:: TASK BRIEF ::
Pictures do not belong in the copy; quote every entry below exactly.

--- INPUT RECORDS ---

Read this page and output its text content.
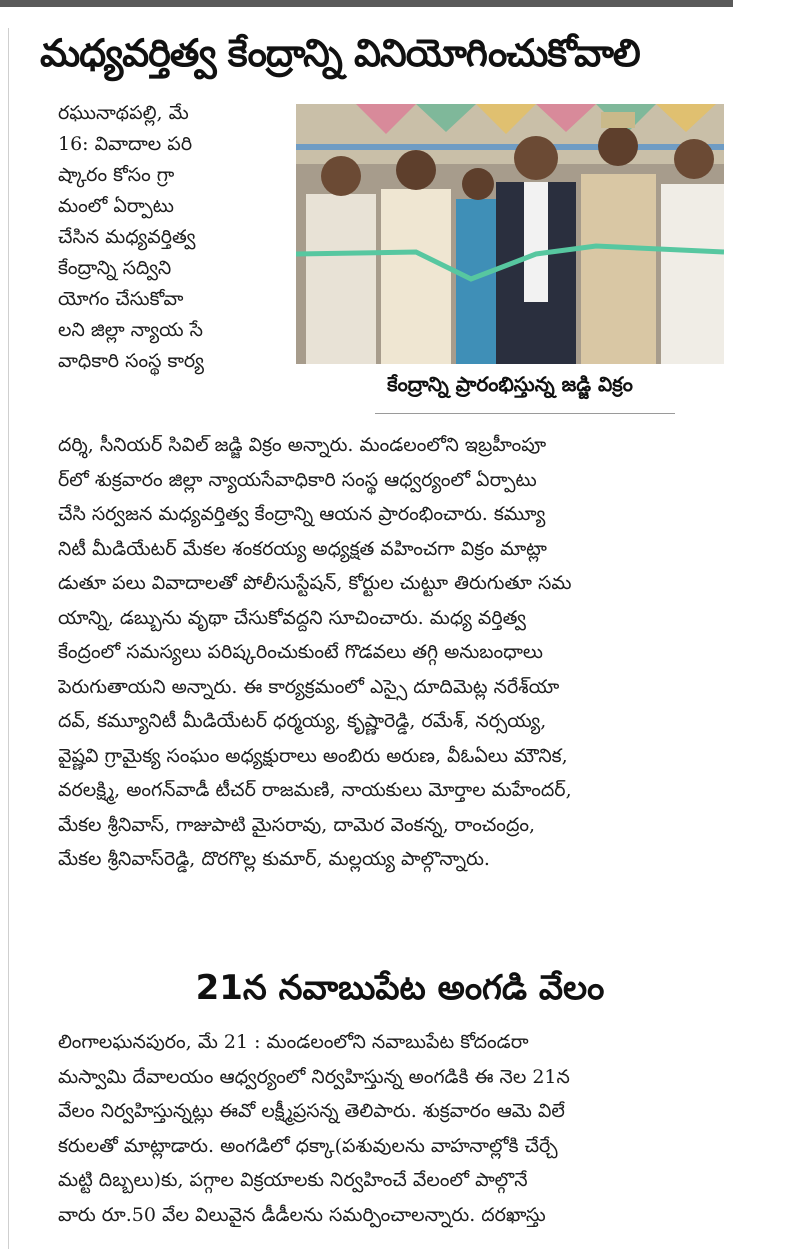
మధ్యవర్తిత్వ కేంద్రాన్ని వినియోగించుకోవాలి
రఘునాథపల్లి, మే
16: వివాదాల పరి
ష్కారం కోసం గ్రా
మంలో ఏర్పాటు
చేసిన మధ్యవర్తిత్వ
కేంద్రాన్ని సద్విని
యోగం చేసుకోవా
లని జిల్లా న్యాయ సే
వాధికారి సంస్థ కార్య
కేంద్రాన్ని ప్రారంభిస్తున్న జడ్జి విక్రం
దర్శి, సీనియర్ సివిల్ జడ్జి విక్రం అన్నారు. మండలంలోని ఇబ్రహీంపూ
ర్‌లో శుక్రవారం జిల్లా న్యాయసేవాధికారి సంస్థ ఆధ్వర్యంలో ఏర్పాటు
చేసి సర్వజన మధ్యవర్తిత్వ కేంద్రాన్ని ఆయన ప్రారంభించారు. కమ్యూ
నిటీ మీడియేటర్ మేకల శంకరయ్య అధ్యక్షత వహించగా విక్రం మాట్లా
డుతూ పలు వివాదాలతో పోలీసుస్టేషన్, కోర్టుల చుట్టూ తిరుగుతూ సమ
యాన్ని, డబ్బును వృథా చేసుకోవద్దని సూచించారు. మధ్య వర్తిత్వ
కేంద్రంలో సమస్యలు పరిష్కరించుకుంటే గొడవలు తగ్గి అనుబంధాలు
పెరుగుతాయని అన్నారు. ఈ కార్యక్రమంలో ఎస్సై దూదిమెట్ల నరేశ్‌యా
దవ్, కమ్యూనిటీ మీడియేటర్ ధర్మయ్య, కృష్ణారెడ్డి, రమేశ్, నర్సయ్య,
వైష్ణవి గ్రామైక్య సంఘం అధ్యక్షురాలు అంబిరు అరుణ, వీఓఏలు మౌనిక,
వరలక్ష్మి, అంగన్‌వాడీ టీచర్ రాజమణి, నాయకులు మోర్తాల మహేందర్,
మేకల శ్రీనివాస్, గాజుపాటి మైసరావు, దామెర వెంకన్న, రాంచంద్రం,
మేకల శ్రీనివాస్‌రెడ్డి, దొరగొల్ల కుమార్, మల్లయ్య పాల్గొన్నారు.
21న నవాబుపేట అంగడి వేలం
లింగాలఘనపురం, మే 21 : మండలంలోని నవాబుపేట కోదండరా
మస్వామి దేవాలయం ఆధ్వర్యంలో నిర్వహిస్తున్న అంగడికి ఈ నెల 21న
వేలం నిర్వహిస్తున్నట్లు ఈవో లక్ష్మీప్రసన్న తెలిపారు. శుక్రవారం ఆమె విలే
కరులతో మాట్లాడారు. అంగడిలో ధక్కా(పశువులను వాహనాల్లోకి చేర్చే
మట్టి దిబ్బలు)కు, పగ్గాల విక్రయాలకు నిర్వహించే వేలంలో పాల్గొనే
వారు రూ.50 వేల విలువైన డీడీలను సమర్పించాలన్నారు. దరఖాస్తు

---

:: ANSWER BELOW ::
Read this page and output its text content.
మధ్యవర్తిత్వ కేంద్రాన్ని వినియోగించుకోవాలి
రఘునాథపల్లి, మే
16: వివాదాల పరి
ష్కారం కోసం గ్రా
మంలో ఏర్పాటు
చేసిన మధ్యవర్తిత్వ
కేంద్రాన్ని సద్విని
యోగం చేసుకోవా
లని జిల్లా న్యాయ సే
వాధికారి సంస్థ కార్య
కేంద్రాన్ని ప్రారంభిస్తున్న జడ్జి విక్రం
దర్శి, సీనియర్ సివిల్ జడ్జి విక్రం అన్నారు. మండలంలోని ఇబ్రహీంపూ
ర్‌లో శుక్రవారం జిల్లా న్యాయసేవాధికారి సంస్థ ఆధ్వర్యంలో ఏర్పాటు
చేసి సర్వజన మధ్యవర్తిత్వ కేంద్రాన్ని ఆయన ప్రారంభించారు. కమ్యూ
నిటీ మీడియేటర్ మేకల శంకరయ్య అధ్యక్షత వహించగా విక్రం మాట్లా
డుతూ పలు వివాదాలతో పోలీసుస్టేషన్, కోర్టుల చుట్టూ తిరుగుతూ సమ
యాన్ని, డబ్బును వృథా చేసుకోవద్దని సూచించారు. మధ్య వర్తిత్వ
కేంద్రంలో సమస్యలు పరిష్కరించుకుంటే గొడవలు తగ్గి అనుబంధాలు
పెరుగుతాయని అన్నారు. ఈ కార్యక్రమంలో ఎస్సై దూదిమెట్ల నరేశ్‌యా
దవ్, కమ్యూనిటీ మీడియేటర్ ధర్మయ్య, కృష్ణారెడ్డి, రమేశ్, నర్సయ్య,
వైష్ణవి గ్రామైక్య సంఘం అధ్యక్షురాలు అంబిరు అరుణ, వీఓఏలు మౌనిక,
వరలక్ష్మి, అంగన్‌వాడీ టీచర్ రాజమణి, నాయకులు మోర్తాల మహేందర్,
మేకల శ్రీనివాస్, గాజుపాటి మైసరావు, దామెర వెంకన్న, రాంచంద్రం,
మేకల శ్రీనివాస్‌రెడ్డి, దొరగొల్ల కుమార్, మల్లయ్య పాల్గొన్నారు.
21న నవాబుపేట అంగడి వేలం
లింగాలఘనపురం, మే 21 : మండలంలోని నవాబుపేట కోదండరా
మస్వామి దేవాలయం ఆధ్వర్యంలో నిర్వహిస్తున్న అంగడికి ఈ నెల 21న
వేలం నిర్వహిస్తున్నట్లు ఈవో లక్ష్మీప్రసన్న తెలిపారు. శుక్రవారం ఆమె విలే
కరులతో మాట్లాడారు. అంగడిలో ధక్కా(పశువులను వాహనాల్లోకి చేర్చే
మట్టి దిబ్బలు)కు, పగ్గాల విక్రయాలకు నిర్వహించే వేలంలో పాల్గొనే
వారు రూ.50 వేల విలువైన డీడీలను సమర్పించాలన్నారు. దరఖాస్తు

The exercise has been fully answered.